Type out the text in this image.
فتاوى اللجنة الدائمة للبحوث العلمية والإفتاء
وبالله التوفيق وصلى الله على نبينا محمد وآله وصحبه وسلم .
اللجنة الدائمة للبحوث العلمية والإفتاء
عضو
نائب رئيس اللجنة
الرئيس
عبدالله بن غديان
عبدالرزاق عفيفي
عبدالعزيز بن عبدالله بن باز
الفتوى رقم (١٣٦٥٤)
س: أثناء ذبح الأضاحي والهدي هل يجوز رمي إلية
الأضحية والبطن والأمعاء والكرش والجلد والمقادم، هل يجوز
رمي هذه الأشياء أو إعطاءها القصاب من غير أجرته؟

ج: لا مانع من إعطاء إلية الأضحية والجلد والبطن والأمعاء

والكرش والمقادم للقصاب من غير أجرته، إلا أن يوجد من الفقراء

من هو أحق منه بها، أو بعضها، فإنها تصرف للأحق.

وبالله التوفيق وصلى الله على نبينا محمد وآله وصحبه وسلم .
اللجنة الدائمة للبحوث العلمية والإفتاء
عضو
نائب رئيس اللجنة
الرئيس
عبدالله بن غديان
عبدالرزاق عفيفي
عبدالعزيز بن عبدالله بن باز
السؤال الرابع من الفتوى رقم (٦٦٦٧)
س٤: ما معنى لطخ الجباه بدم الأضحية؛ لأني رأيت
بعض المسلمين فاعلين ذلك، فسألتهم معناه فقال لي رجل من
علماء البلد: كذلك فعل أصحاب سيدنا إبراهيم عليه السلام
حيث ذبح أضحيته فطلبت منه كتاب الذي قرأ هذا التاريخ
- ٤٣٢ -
**********
PROBLEM DESCRIPTION – Your task is to repeat every line exactly.

CORRECT RESULT –
Type out the text in this image.
فتاوى اللجنة الدائمة للبحوث العلمية والإفتاء
وبالله التوفيق وصلى الله على نبينا محمد وآله وصحبه وسلم .
اللجنة الدائمة للبحوث العلمية والإفتاء
عضو
نائب رئيس اللجنة
الرئيس
عبدالله بن غديان
عبدالرزاق عفيفي
عبدالعزيز بن عبدالله بن باز
الفتوى رقم (١٣٦٥٤)
س: أثناء ذبح الأضاحي والهدي هل يجوز رمي إلية
الأضحية والبطن والأمعاء والكرش والجلد والمقادم، هل يجوز
رمي هذه الأشياء أو إعطاءها القصاب من غير أجرته؟

ج: لا مانع من إعطاء إلية الأضحية والجلد والبطن والأمعاء

والكرش والمقادم للقصاب من غير أجرته، إلا أن يوجد من الفقراء

من هو أحق منه بها، أو بعضها، فإنها تصرف للأحق.

وبالله التوفيق وصلى الله على نبينا محمد وآله وصحبه وسلم .
اللجنة الدائمة للبحوث العلمية والإفتاء
عضو
نائب رئيس اللجنة
الرئيس
عبدالله بن غديان
عبدالرزاق عفيفي
عبدالعزيز بن عبدالله بن باز
السؤال الرابع من الفتوى رقم (٦٦٦٧)
س٤: ما معنى لطخ الجباه بدم الأضحية؛ لأني رأيت
بعض المسلمين فاعلين ذلك، فسألتهم معناه فقال لي رجل من
علماء البلد: كذلك فعل أصحاب سيدنا إبراهيم عليه السلام
حيث ذبح أضحيته فطلبت منه كتاب الذي قرأ هذا التاريخ
- ٤٣٢ -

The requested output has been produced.